■ Saved data entries:

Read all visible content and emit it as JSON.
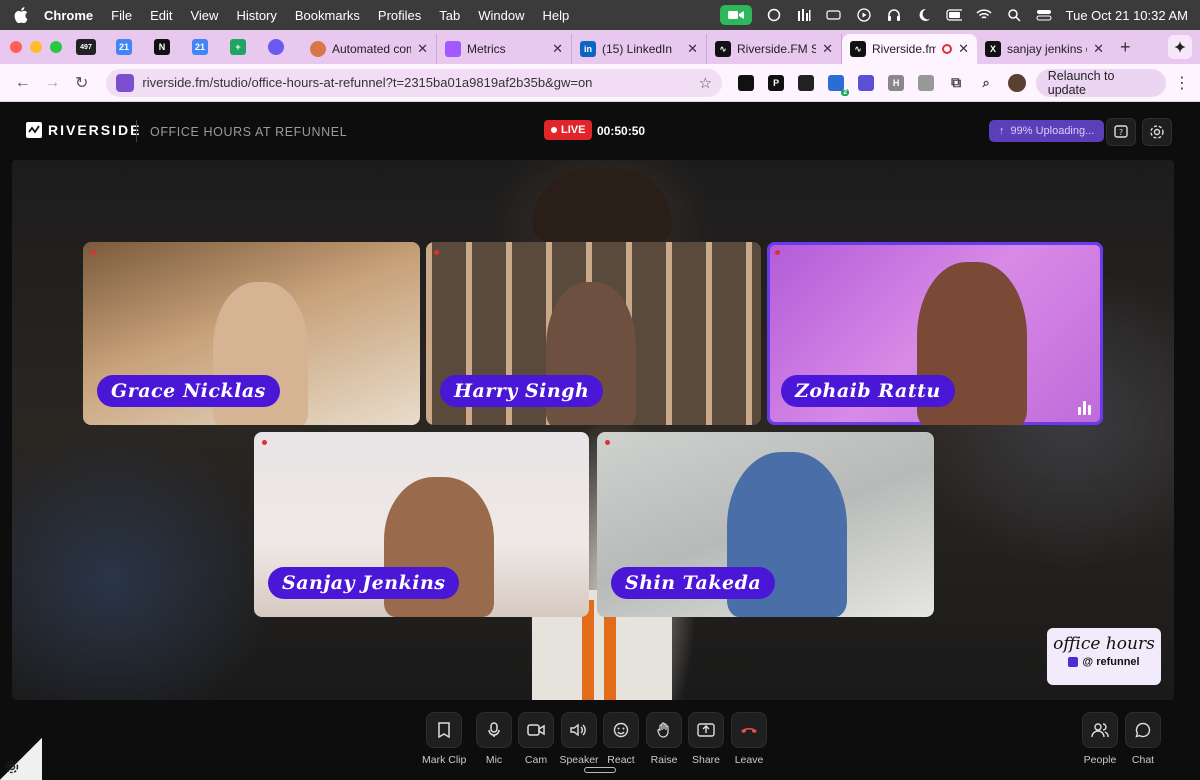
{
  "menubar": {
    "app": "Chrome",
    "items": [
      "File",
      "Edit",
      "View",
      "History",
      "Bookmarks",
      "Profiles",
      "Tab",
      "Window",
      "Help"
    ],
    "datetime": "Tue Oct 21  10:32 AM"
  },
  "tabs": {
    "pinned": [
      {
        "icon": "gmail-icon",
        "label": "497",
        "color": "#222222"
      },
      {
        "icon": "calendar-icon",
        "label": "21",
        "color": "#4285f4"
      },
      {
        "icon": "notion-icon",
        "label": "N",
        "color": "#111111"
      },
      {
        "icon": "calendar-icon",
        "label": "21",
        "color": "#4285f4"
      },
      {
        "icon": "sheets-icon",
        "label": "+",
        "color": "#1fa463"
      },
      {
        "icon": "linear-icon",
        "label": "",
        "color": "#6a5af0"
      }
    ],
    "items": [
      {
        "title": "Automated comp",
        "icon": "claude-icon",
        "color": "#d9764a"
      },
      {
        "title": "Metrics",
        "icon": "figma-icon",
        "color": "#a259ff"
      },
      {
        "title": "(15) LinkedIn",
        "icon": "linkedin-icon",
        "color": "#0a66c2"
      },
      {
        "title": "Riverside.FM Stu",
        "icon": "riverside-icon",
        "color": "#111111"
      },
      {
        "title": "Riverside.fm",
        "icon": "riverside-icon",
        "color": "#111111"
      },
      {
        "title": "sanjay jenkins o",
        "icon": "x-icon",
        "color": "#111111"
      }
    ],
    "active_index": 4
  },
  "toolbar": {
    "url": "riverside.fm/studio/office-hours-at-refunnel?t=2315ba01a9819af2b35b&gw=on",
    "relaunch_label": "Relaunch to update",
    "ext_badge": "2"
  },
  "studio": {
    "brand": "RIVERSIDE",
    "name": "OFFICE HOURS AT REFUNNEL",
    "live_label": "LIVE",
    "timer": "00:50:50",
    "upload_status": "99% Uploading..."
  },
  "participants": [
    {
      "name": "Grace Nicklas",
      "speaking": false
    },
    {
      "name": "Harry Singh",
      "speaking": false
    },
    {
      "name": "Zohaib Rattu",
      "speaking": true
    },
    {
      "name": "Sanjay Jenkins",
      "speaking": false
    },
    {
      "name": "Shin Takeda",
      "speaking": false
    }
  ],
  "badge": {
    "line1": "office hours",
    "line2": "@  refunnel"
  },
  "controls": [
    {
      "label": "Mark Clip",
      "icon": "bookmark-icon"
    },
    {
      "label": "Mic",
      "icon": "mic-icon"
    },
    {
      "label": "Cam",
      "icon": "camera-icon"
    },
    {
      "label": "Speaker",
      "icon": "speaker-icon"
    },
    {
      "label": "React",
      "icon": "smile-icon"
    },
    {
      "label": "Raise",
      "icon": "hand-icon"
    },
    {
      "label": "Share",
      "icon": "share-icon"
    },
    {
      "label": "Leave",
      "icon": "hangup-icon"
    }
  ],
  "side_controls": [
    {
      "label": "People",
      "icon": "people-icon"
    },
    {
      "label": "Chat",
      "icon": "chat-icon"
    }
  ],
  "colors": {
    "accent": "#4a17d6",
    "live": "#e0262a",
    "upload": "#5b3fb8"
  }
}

■ Written exercise: Show all lines above holding "name".

■ The answer:
    "name": "OFFICE HOURS AT REFUNNEL",
      "name": "Grace Nicklas",
      "name": "Harry Singh",
      "name": "Zohaib Rattu",
      "name": "Sanjay Jenkins",
      "name": "Shin Takeda",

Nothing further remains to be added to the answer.